● **What you need to do**:
For each line in the data below that holds "pousser", return a copy.

+ + + +

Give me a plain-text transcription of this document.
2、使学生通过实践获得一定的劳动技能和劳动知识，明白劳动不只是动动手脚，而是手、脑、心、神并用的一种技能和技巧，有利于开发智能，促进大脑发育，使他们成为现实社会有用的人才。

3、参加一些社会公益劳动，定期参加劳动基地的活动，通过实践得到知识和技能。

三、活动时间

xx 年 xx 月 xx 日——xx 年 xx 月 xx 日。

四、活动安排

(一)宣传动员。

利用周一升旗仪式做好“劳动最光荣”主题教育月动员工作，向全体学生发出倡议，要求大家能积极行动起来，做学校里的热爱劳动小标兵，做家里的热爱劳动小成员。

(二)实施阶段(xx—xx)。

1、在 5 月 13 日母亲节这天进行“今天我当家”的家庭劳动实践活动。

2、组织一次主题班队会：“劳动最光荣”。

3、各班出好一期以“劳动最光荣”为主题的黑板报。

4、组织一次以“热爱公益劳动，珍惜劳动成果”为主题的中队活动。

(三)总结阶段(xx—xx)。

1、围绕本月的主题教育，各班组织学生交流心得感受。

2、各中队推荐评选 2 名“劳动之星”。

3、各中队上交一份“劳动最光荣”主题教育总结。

+ + + +

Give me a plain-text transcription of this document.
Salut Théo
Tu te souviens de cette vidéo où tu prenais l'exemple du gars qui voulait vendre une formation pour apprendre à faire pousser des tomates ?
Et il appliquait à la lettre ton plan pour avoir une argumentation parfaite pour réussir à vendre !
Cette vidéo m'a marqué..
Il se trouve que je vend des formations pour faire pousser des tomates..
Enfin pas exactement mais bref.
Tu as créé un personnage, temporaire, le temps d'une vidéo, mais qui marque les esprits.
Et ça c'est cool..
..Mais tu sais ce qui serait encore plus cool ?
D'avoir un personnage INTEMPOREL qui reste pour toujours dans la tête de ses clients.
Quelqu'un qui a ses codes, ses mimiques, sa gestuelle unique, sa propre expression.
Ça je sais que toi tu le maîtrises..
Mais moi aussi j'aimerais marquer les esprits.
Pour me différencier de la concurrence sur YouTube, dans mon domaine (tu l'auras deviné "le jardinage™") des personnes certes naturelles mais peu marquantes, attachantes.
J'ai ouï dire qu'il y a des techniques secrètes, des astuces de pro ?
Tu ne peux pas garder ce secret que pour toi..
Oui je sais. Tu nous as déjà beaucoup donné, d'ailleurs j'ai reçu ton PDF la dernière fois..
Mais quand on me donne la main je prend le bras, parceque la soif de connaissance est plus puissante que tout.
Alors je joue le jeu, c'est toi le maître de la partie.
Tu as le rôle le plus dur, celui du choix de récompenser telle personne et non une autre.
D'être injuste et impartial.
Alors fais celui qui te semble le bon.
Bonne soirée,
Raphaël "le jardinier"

+ + + +

● **Exercise result**:
Tu te souviens de cette vidéo où tu prenais l'exemple du gars qui voulait vendre une formation pour apprendre à faire pousser des tomates ?
Il se trouve que je vend des formations pour faire pousser des tomates..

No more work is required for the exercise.